**DATA FOR THIS EXERCISE:**
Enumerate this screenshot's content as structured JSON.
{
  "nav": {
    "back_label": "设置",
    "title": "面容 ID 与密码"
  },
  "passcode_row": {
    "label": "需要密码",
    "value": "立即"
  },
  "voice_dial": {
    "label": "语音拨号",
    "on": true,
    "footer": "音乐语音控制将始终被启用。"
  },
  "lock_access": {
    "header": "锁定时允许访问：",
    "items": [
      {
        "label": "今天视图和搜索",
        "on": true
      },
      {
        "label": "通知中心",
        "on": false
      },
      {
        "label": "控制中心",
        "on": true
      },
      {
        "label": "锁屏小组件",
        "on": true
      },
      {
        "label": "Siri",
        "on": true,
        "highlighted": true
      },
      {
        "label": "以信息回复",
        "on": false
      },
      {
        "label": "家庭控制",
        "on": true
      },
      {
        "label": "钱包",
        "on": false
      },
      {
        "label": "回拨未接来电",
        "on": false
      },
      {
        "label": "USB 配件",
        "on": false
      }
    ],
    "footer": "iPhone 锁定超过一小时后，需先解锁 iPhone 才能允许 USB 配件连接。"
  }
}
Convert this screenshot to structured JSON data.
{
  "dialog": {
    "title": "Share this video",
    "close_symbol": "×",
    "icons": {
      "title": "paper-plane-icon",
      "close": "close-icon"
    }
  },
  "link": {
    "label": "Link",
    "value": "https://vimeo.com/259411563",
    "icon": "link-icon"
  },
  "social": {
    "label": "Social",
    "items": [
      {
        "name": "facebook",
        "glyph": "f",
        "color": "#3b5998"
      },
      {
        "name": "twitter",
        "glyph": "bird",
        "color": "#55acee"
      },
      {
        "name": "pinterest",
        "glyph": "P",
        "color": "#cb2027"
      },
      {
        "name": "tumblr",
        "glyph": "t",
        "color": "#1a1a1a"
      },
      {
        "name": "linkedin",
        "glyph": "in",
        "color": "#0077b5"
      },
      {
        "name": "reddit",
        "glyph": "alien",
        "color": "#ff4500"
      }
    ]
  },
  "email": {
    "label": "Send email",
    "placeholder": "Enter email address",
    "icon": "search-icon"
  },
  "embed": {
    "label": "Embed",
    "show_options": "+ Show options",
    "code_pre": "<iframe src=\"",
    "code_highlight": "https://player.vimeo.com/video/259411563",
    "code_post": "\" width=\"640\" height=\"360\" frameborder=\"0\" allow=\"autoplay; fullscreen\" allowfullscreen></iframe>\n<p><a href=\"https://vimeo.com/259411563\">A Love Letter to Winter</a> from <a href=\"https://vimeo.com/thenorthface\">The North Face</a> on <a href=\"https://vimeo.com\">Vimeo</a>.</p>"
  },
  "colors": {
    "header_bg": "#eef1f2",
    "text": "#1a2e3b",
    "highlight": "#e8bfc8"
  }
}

**DESCRIPTION OF THE TASK:**
Return all of the entries exactly as written.

**THE REPLY:**
Enumerate this screenshot's content as structured JSON.
{
  "nav": {
    "back_label": "设置",
    "title": "面容 ID 与密码"
  },
  "passcode_row": {
    "label": "需要密码",
    "value": "立即"
  },
  "voice_dial": {
    "label": "语音拨号",
    "on": true,
    "footer": "音乐语音控制将始终被启用。"
  },
  "lock_access": {
    "header": "锁定时允许访问：",
    "items": [
      {
        "label": "今天视图和搜索",
        "on": true
      },
      {
        "label": "通知中心",
        "on": false
      },
      {
        "label": "控制中心",
        "on": true
      },
      {
        "label": "锁屏小组件",
        "on": true
      },
      {
        "label": "Siri",
        "on": true,
        "highlighted": true
      },
      {
        "label": "以信息回复",
        "on": false
      },
      {
        "label": "家庭控制",
        "on": true
      },
      {
        "label": "钱包",
        "on": false
      },
      {
        "label": "回拨未接来电",
        "on": false
      },
      {
        "label": "USB 配件",
        "on": false
      }
    ],
    "footer": "iPhone 锁定超过一小时后，需先解锁 iPhone 才能允许 USB 配件连接。"
  }
}
Convert this screenshot to structured JSON data.
{
  "dialog": {
    "title": "Share this video",
    "close_symbol": "×",
    "icons": {
      "title": "paper-plane-icon",
      "close": "close-icon"
    }
  },
  "link": {
    "label": "Link",
    "value": "https://vimeo.com/259411563",
    "icon": "link-icon"
  },
  "social": {
    "label": "Social",
    "items": [
      {
        "name": "facebook",
        "glyph": "f",
        "color": "#3b5998"
      },
      {
        "name": "twitter",
        "glyph": "bird",
        "color": "#55acee"
      },
      {
        "name": "pinterest",
        "glyph": "P",
        "color": "#cb2027"
      },
      {
        "name": "tumblr",
        "glyph": "t",
        "color": "#1a1a1a"
      },
      {
        "name": "linkedin",
        "glyph": "in",
        "color": "#0077b5"
      },
      {
        "name": "reddit",
        "glyph": "alien",
        "color": "#ff4500"
      }
    ]
  },
  "email": {
    "label": "Send email",
    "placeholder": "Enter email address",
    "icon": "search-icon"
  },
  "embed": {
    "label": "Embed",
    "show_options": "+ Show options",
    "code_pre": "<iframe src=\"",
    "code_highlight": "https://player.vimeo.com/video/259411563",
    "code_post": "\" width=\"640\" height=\"360\" frameborder=\"0\" allow=\"autoplay; fullscreen\" allowfullscreen></iframe>\n<p><a href=\"https://vimeo.com/259411563\">A Love Letter to Winter</a> from <a href=\"https://vimeo.com/thenorthface\">The North Face</a> on <a href=\"https://vimeo.com\">Vimeo</a>.</p>"
  },
  "colors": {
    "header_bg": "#eef1f2",
    "text": "#1a2e3b",
    "highlight": "#e8bfc8"
  }
}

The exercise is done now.